(Required work): Locate the line containing "Convert this document image to plain text." in the entries below, then retype it and every later line exactly, leaving out pictures.

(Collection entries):
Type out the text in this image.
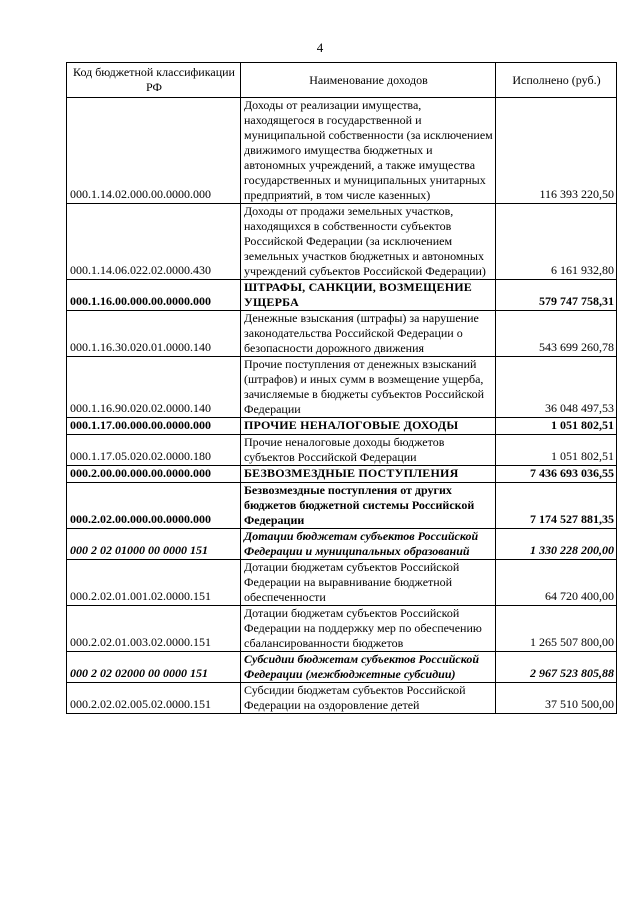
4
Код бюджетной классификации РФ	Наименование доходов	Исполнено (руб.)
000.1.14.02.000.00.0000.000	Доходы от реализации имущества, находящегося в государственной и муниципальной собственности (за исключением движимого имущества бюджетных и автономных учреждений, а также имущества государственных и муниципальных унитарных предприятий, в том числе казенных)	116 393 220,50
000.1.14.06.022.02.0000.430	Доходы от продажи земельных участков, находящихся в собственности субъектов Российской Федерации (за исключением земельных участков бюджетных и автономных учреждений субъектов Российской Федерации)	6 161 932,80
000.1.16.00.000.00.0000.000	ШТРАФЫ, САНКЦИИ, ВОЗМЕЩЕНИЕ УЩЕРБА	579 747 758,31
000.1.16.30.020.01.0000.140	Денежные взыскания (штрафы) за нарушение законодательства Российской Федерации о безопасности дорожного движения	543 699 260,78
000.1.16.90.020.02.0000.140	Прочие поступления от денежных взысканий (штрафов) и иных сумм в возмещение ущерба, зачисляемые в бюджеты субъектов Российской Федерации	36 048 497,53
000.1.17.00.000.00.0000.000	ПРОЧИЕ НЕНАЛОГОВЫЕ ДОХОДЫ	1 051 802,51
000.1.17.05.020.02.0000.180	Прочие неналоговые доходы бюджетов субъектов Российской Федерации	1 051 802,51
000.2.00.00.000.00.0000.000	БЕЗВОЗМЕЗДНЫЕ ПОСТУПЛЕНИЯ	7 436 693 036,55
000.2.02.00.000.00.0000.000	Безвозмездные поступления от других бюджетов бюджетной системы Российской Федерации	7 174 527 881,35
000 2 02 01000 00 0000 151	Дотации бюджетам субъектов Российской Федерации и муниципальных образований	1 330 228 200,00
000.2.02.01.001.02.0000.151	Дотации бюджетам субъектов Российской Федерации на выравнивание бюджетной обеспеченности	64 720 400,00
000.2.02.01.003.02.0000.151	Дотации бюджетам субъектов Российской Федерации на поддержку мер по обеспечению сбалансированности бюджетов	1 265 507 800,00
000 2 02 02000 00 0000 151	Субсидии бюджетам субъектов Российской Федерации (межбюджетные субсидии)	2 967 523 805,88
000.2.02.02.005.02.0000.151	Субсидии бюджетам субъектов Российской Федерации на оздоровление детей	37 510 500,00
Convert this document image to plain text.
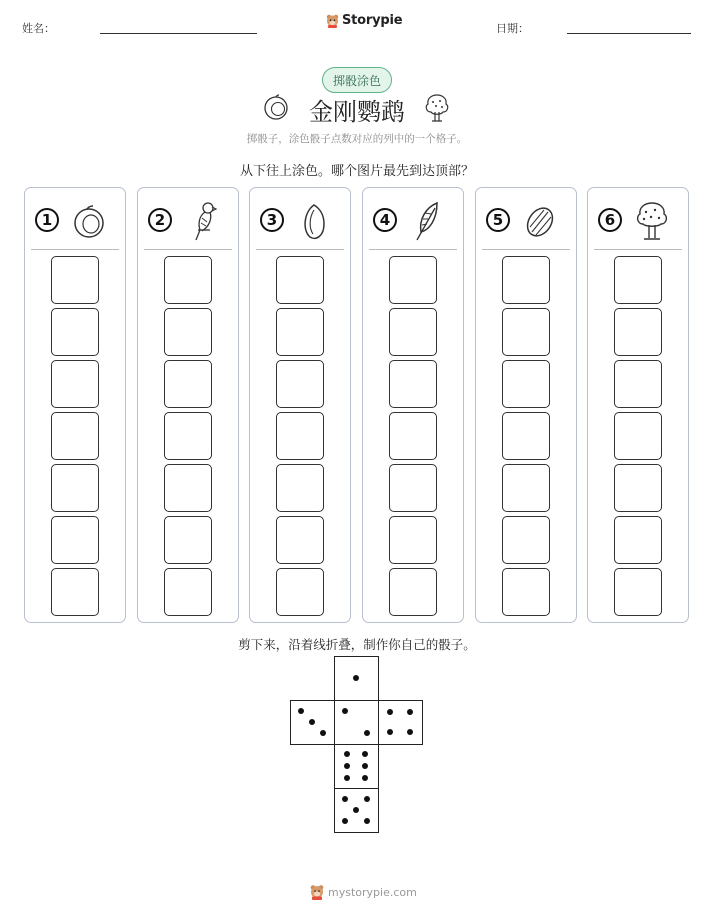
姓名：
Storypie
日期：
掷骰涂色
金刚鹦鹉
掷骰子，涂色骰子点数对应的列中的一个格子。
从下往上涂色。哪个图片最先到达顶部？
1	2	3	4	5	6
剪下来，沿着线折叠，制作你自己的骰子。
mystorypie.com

(Exercise result):
Convert this document image to plain text.
姓名：
Storypie
日期：
掷骰涂色
金刚鹦鹉
掷骰子，涂色骰子点数对应的列中的一个格子。
从下往上涂色。哪个图片最先到达顶部？
1	2	3	4	5	6
剪下来，沿着线折叠，制作你自己的骰子。
mystorypie.com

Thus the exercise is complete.